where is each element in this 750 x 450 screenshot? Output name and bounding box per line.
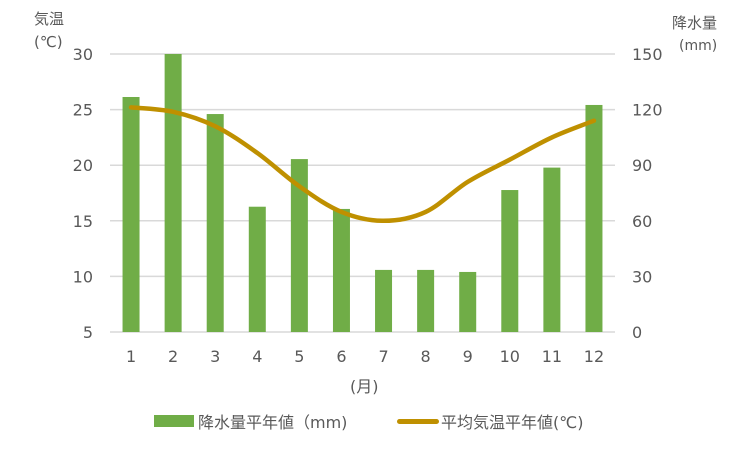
right-axis-title-line1: 降水量	[672, 14, 718, 32]
x-tick-label: 3	[210, 347, 220, 366]
temperature-line	[128, 105, 597, 224]
precipitation-bar	[248, 206, 266, 332]
right-tick-label: 150	[632, 45, 663, 64]
legend-line-swatch	[397, 418, 439, 424]
left-tick-label: 20	[73, 156, 93, 175]
right-tick-label: 0	[632, 323, 642, 342]
right-tick-label: 120	[632, 101, 663, 120]
x-axis-title: (月)	[350, 377, 379, 396]
x-tick-label: 5	[294, 347, 304, 366]
precipitation-bar	[290, 159, 308, 332]
left-tick-label: 30	[73, 45, 93, 64]
left-tick-label: 10	[73, 267, 93, 286]
x-tick-label: 11	[542, 347, 562, 366]
precipitation-bar	[206, 114, 224, 332]
precipitation-bar	[417, 269, 435, 332]
precipitation-bar	[375, 269, 393, 332]
x-tick-label: 8	[421, 347, 431, 366]
legend-bar-swatch	[154, 415, 194, 427]
left-tick-label: 5	[83, 323, 93, 342]
x-tick-label: 6	[336, 347, 346, 366]
left-axis-title-line2: (℃)	[34, 33, 63, 51]
legend-label-temperature: 平均気温平年値(℃)	[441, 413, 584, 432]
x-tick-label: 12	[584, 347, 604, 366]
right-axis-title-line2: (mm)	[679, 38, 718, 54]
x-tick-label: 1	[126, 347, 136, 366]
precipitation-bar	[459, 271, 477, 332]
precipitation-bar	[501, 190, 519, 332]
x-tick-label: 9	[463, 347, 473, 366]
legend-item-precipitation: 降水量平年値（mm)	[154, 409, 347, 433]
left-tick-label: 25	[73, 101, 93, 120]
x-tick-label: 2	[168, 347, 178, 366]
precipitation-bar	[543, 167, 561, 332]
x-tick-label: 7	[378, 347, 388, 366]
chart-legend: 降水量平年値（mm) 平均気温平年値(℃)	[0, 409, 750, 433]
precipitation-bar	[585, 104, 603, 332]
legend-label-precipitation: 降水量平年値（mm)	[198, 413, 348, 432]
left-axis-title-line1: 気温	[34, 10, 65, 28]
precipitation-bar	[122, 96, 140, 332]
precipitation-bar	[164, 54, 182, 332]
precipitation-bar	[332, 208, 350, 332]
legend-item-temperature: 平均気温平年値(℃)	[397, 409, 583, 433]
x-tick-label: 10	[500, 347, 520, 366]
left-tick-label: 15	[73, 212, 93, 231]
x-tick-label: 4	[252, 347, 262, 366]
right-tick-label: 90	[632, 156, 652, 175]
right-tick-label: 60	[632, 212, 652, 231]
right-tick-label: 30	[632, 267, 652, 286]
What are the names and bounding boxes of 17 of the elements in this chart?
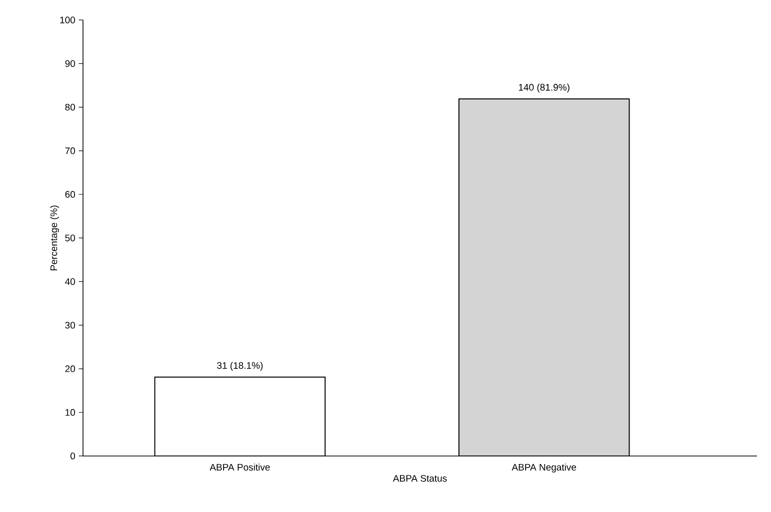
y-tick-label: 100	[60, 16, 76, 24]
y-tick-label: 30	[65, 322, 76, 329]
y-axis-title: Percentage (%)	[50, 206, 60, 270]
x-axis-title: ABPA Status	[392, 474, 447, 482]
y-tick-label: 80	[65, 104, 76, 111]
y-tick-label: 70	[65, 147, 76, 154]
y-tick-label: 20	[65, 365, 76, 372]
x-tick-label: ABPA Positive	[210, 464, 270, 471]
y-tick-label: 60	[65, 191, 76, 198]
y-tick-label: 10	[66, 409, 76, 416]
y-tick-label: 90	[65, 60, 76, 67]
x-tick-label: ABPA Negative	[512, 464, 576, 472]
data-label: 31 (18.1%)	[217, 362, 263, 371]
y-tick-label: 0	[70, 452, 76, 460]
y-tick-label: 50	[65, 234, 76, 242]
data-label: 140 (81.9%)	[518, 84, 570, 93]
y-tick-label: 40	[65, 278, 76, 285]
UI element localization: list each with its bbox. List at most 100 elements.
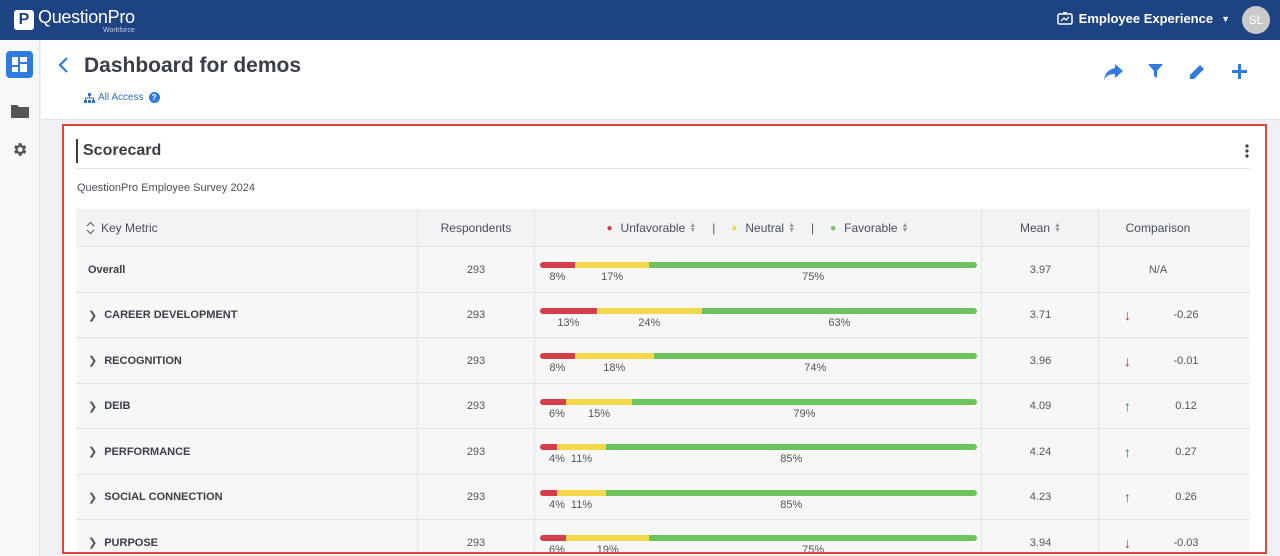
◇ ◇ ◇ ◇
SHORT EXERCISE: Enumerate every line of the material that contains the string "chart", treating uppercase and lowercase as distinct.

CORRECT OUTPUT:
chart-legend: 降水量平年値（mm) 平均気温平年値(℃)	[0, 409, 750, 433]
What are the names and bounding boxes of 17 of the elements in this chart?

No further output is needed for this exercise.